Aim -> Rewrite the listing from its first line through the line containing "maximize-icon[interactable]: ▫ [903,142,921,156]", inclusive, changing every "terminal-line" to "console-line" and leaving everything else as it is.

Dataset entries:
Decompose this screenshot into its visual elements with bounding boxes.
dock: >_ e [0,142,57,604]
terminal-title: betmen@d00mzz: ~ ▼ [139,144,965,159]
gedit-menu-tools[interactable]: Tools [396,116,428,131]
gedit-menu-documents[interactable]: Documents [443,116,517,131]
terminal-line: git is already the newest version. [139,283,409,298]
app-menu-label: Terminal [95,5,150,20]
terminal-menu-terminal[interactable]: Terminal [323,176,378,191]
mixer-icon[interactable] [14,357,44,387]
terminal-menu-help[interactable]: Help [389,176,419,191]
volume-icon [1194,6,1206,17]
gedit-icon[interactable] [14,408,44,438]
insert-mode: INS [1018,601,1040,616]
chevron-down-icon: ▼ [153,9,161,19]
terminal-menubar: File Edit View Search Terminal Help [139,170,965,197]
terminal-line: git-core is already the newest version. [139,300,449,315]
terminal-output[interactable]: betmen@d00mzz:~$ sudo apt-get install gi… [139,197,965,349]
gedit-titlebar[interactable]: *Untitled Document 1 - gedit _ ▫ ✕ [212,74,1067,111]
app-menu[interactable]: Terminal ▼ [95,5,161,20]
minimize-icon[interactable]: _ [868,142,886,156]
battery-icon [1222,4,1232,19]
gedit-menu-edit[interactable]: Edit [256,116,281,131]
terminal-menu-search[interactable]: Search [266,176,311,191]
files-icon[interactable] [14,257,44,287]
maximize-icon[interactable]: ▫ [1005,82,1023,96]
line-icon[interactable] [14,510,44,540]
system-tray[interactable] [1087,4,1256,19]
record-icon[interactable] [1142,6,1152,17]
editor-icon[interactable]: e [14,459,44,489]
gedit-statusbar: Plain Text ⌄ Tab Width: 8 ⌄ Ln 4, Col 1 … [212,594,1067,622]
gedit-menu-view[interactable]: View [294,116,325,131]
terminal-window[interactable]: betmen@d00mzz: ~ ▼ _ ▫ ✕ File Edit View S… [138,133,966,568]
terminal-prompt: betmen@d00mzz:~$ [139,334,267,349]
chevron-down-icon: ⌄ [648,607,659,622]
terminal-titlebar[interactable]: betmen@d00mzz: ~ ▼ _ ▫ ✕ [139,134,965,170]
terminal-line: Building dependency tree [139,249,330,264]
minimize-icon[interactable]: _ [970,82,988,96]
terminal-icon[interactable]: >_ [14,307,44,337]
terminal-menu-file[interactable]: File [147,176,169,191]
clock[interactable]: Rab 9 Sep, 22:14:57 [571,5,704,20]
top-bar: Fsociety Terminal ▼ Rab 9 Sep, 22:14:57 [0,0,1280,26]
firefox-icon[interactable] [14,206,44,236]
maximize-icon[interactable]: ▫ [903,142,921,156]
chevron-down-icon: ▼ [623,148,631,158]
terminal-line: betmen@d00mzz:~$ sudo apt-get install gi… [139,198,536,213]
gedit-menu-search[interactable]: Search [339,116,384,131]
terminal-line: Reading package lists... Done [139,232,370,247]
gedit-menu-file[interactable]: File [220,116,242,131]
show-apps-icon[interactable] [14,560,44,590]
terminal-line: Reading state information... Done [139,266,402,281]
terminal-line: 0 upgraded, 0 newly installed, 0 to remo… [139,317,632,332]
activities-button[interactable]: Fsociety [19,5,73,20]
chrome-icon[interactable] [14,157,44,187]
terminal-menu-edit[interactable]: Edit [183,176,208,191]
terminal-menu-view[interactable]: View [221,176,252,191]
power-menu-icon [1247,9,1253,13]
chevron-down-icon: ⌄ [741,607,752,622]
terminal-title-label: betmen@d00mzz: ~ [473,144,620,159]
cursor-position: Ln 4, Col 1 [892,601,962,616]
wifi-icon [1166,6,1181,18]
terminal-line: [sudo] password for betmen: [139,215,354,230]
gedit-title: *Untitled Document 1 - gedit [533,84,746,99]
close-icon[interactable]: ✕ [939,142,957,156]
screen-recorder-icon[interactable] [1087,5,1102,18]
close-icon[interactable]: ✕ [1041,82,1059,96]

Task result ->
Decompose this screenshot into its visual elements with bounding boxes.
dock: >_ e [0,142,57,604]
terminal-title: betmen@d00mzz: ~ ▼ [139,144,965,159]
gedit-menu-tools[interactable]: Tools [396,116,428,131]
gedit-menu-documents[interactable]: Documents [443,116,517,131]
console-line: git is already the newest version. [139,283,409,298]
app-menu-label: Terminal [95,5,150,20]
terminal-menu-terminal[interactable]: Terminal [323,176,378,191]
mixer-icon[interactable] [14,357,44,387]
terminal-menu-help[interactable]: Help [389,176,419,191]
volume-icon [1194,6,1206,17]
gedit-icon[interactable] [14,408,44,438]
insert-mode: INS [1018,601,1040,616]
chevron-down-icon: ▼ [153,9,161,19]
terminal-menubar: File Edit View Search Terminal Help [139,170,965,197]
console-line: git-core is already the newest version. [139,300,449,315]
terminal-output[interactable]: betmen@d00mzz:~$ sudo apt-get install gi… [139,197,965,349]
gedit-titlebar[interactable]: *Untitled Document 1 - gedit _ ▫ ✕ [212,74,1067,111]
app-menu[interactable]: Terminal ▼ [95,5,161,20]
minimize-icon[interactable]: _ [868,142,886,156]
battery-icon [1222,4,1232,19]
gedit-menu-edit[interactable]: Edit [256,116,281,131]
terminal-menu-search[interactable]: Search [266,176,311,191]
files-icon[interactable] [14,257,44,287]
maximize-icon[interactable]: ▫ [1005,82,1023,96]
line-icon[interactable] [14,510,44,540]
system-tray[interactable] [1087,4,1256,19]
record-icon[interactable] [1142,6,1152,17]
editor-icon[interactable]: e [14,459,44,489]
gedit-statusbar: Plain Text ⌄ Tab Width: 8 ⌄ Ln 4, Col 1 … [212,594,1067,622]
gedit-menu-view[interactable]: View [294,116,325,131]
terminal-window[interactable]: betmen@d00mzz: ~ ▼ _ ▫ ✕ File Edit View S… [138,133,966,568]
terminal-prompt: betmen@d00mzz:~$ [139,334,267,349]
chevron-down-icon: ⌄ [648,607,659,622]
terminal-titlebar[interactable]: betmen@d00mzz: ~ ▼ _ ▫ ✕ [139,134,965,170]
console-line: Building dependency tree [139,249,330,264]
minimize-icon[interactable]: _ [970,82,988,96]
terminal-icon[interactable]: >_ [14,307,44,337]
terminal-menu-file[interactable]: File [147,176,169,191]
clock[interactable]: Rab 9 Sep, 22:14:57 [571,5,704,20]
top-bar: Fsociety Terminal ▼ Rab 9 Sep, 22:14:57 [0,0,1280,26]
firefox-icon[interactable] [14,206,44,236]
maximize-icon[interactable]: ▫ [903,142,921,156]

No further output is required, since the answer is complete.